*Your task*. Write out all of the data without omission, exactly as shown.

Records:
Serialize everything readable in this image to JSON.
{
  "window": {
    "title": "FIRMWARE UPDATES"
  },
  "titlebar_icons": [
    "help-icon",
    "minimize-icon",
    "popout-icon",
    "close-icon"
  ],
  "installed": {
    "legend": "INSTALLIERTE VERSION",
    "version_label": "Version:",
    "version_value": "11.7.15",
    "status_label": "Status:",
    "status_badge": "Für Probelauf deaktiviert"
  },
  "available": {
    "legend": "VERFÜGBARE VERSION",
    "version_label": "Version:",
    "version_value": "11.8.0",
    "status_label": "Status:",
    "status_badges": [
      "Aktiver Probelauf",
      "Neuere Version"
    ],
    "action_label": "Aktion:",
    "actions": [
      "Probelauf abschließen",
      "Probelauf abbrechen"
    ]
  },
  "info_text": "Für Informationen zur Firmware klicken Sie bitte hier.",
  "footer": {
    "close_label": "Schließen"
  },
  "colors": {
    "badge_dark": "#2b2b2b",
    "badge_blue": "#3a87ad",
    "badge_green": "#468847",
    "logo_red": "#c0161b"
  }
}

*Task answer*.
Serialize everything readable in this image to JSON.
{
  "window": {
    "title": "FIRMWARE UPDATES"
  },
  "titlebar_icons": [
    "help-icon",
    "minimize-icon",
    "popout-icon",
    "close-icon"
  ],
  "installed": {
    "legend": "INSTALLIERTE VERSION",
    "version_label": "Version:",
    "version_value": "11.7.15",
    "status_label": "Status:",
    "status_badge": "Für Probelauf deaktiviert"
  },
  "available": {
    "legend": "VERFÜGBARE VERSION",
    "version_label": "Version:",
    "version_value": "11.8.0",
    "status_label": "Status:",
    "status_badges": [
      "Aktiver Probelauf",
      "Neuere Version"
    ],
    "action_label": "Aktion:",
    "actions": [
      "Probelauf abschließen",
      "Probelauf abbrechen"
    ]
  },
  "info_text": "Für Informationen zur Firmware klicken Sie bitte hier.",
  "footer": {
    "close_label": "Schließen"
  },
  "colors": {
    "badge_dark": "#2b2b2b",
    "badge_blue": "#3a87ad",
    "badge_green": "#468847",
    "logo_red": "#c0161b"
  }
}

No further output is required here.